### Texte fourni

• 29 juillet 2026
  • N'Djamena

Retrait du Tchad de la CPI : la CNDH appelle au renforcement de la justice nationale

Retrait du Tchad de la CPI : la CNDH appelle au renforcement de la justice nationale

La Commission nationale des droits de l’homme (CNDH) a réagi à la décision du Gouvernement tchadien de se retirer du Statut de Rome de la Cour pénale internationale (CPI). Dans un communiqué signé par son président, Belngar Larmé Jacques, et publié le 29 juillet, l’institution indique avoir pris acte de cette décision, engagée conformément aux dispositions de l’article 127 du Statut de Rome.

Sans se prononcer sur le bien-fondé du retrait, la Commission rappelle que « la lutte contre l’impunité, la consolidation de l’État de droit et le renforcement des mécanismes de justice » demeurent des conditions essentielles à « la stabilité, à la paix durable et à la protection des droits et libertés fondamentaux ».

La CNDH invite ainsi les autorités à poursuivre les efforts de modernisation du système judiciaire national. Elle préconise notamment le renforcement de « l’indépendance, de l’efficacité, de l’accessibilité et de la garantie des droits des justiciables », estimant que ces réformes sont indispensables pour « consolider la confiance des citoyens dans les institutions judiciaires ».

Elle souligne également que le retrait du Statut de Rome ne remet pas en cause les autres engagements internationaux du Tchad. Elle rappelle que le pays demeure partie à plusieurs instruments juridiques, notamment africains, relatifs aux droits de l’homme, à la justice et à la coopération judiciaire. Selon la Commission, ces engagements constituent « un cadre important pour la prévention et la répression des violations graves des droits de l’homme, ainsi que pour la protection des victimes et le respect des garanties d’un procès équitable ».

######
### Données à examiner

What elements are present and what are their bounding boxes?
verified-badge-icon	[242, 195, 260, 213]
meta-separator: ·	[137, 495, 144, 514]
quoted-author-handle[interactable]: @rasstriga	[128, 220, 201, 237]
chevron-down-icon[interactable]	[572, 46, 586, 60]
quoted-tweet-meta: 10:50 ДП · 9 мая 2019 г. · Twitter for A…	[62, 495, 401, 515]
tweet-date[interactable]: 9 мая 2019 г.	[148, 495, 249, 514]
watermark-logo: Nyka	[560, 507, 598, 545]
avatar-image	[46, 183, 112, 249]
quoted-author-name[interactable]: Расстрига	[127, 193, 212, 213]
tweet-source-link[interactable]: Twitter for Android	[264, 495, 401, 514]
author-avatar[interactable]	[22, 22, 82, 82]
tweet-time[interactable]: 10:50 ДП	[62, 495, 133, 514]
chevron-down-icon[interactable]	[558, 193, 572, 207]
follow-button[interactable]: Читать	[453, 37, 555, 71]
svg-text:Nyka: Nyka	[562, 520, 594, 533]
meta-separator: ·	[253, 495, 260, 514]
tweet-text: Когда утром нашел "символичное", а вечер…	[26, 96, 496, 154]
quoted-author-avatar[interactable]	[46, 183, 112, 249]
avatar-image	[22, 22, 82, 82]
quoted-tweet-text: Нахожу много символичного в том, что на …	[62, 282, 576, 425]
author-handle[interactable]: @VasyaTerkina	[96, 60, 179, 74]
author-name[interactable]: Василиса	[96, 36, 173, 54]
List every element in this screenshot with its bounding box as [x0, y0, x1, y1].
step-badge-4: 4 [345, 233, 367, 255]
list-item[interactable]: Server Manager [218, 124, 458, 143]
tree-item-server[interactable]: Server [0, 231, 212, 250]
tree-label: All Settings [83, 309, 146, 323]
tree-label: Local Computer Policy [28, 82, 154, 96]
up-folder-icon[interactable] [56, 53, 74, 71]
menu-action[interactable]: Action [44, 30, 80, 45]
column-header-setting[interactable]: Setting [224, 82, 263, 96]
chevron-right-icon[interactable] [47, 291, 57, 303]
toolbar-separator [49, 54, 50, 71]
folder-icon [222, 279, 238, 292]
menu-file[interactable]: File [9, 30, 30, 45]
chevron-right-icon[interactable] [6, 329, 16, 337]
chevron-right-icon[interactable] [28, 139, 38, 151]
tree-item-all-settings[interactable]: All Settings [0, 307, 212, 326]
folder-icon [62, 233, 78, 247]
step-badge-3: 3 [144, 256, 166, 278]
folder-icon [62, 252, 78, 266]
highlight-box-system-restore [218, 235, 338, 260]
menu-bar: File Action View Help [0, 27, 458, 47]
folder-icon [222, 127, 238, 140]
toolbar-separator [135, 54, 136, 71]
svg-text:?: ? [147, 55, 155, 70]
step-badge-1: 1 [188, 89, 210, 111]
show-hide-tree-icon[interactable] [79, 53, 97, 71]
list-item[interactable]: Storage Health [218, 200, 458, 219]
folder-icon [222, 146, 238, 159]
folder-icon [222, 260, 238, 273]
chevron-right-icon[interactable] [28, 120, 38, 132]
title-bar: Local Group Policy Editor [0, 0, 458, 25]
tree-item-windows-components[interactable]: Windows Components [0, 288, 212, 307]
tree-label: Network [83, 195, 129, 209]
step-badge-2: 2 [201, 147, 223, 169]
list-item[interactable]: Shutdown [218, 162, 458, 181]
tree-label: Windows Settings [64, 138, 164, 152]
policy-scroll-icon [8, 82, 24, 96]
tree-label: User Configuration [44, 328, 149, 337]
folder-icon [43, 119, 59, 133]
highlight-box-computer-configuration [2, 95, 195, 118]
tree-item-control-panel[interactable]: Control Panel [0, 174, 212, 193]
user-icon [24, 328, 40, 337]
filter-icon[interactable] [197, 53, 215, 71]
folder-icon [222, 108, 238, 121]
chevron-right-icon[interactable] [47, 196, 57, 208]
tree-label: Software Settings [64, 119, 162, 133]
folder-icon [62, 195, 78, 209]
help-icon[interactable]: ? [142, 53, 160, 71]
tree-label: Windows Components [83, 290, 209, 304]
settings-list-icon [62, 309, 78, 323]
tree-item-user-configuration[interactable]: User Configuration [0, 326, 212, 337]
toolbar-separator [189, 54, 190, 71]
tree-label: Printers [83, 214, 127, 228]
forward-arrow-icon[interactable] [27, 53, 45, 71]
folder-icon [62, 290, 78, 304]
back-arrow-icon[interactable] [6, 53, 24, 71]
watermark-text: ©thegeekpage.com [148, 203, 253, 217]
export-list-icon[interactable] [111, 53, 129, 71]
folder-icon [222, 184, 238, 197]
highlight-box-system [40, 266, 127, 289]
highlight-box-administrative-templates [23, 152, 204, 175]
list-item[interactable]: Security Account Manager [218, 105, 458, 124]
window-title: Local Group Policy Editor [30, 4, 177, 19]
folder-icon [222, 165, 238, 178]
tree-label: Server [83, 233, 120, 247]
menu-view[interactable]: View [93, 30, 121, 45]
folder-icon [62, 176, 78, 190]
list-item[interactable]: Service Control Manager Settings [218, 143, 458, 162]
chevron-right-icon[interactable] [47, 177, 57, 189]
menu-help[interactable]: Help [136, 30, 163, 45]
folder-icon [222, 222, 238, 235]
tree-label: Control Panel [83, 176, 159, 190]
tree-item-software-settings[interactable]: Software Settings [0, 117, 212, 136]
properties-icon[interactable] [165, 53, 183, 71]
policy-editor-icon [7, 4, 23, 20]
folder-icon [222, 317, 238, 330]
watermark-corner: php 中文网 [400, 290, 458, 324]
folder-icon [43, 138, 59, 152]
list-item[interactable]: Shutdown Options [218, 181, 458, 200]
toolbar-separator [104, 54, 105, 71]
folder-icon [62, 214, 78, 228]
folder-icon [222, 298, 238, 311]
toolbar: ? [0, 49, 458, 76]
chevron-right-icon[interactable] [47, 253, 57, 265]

######

(Tâche à réaliser) Recopiez fidèlement le passage du texte sur le retrait du Tchad de la CPI qui va de « La Commission nationale » à « Statut de Rome. ». Ces données n'ont aucun lien avec le texte.

(Solution proposée)
La Commission nationale des droits de l’homme (CNDH) a réagi à la décision du Gouvernement tchadien de se retirer du Statut de Rome de la Cour pénale internationale (CPI). Dans un communiqué signé par son président, Belngar Larmé Jacques, et publié le 29 juillet, l’institution indique avoir pris acte de cette décision, engagée conformément aux dispositions de l’article 127 du Statut de Rome.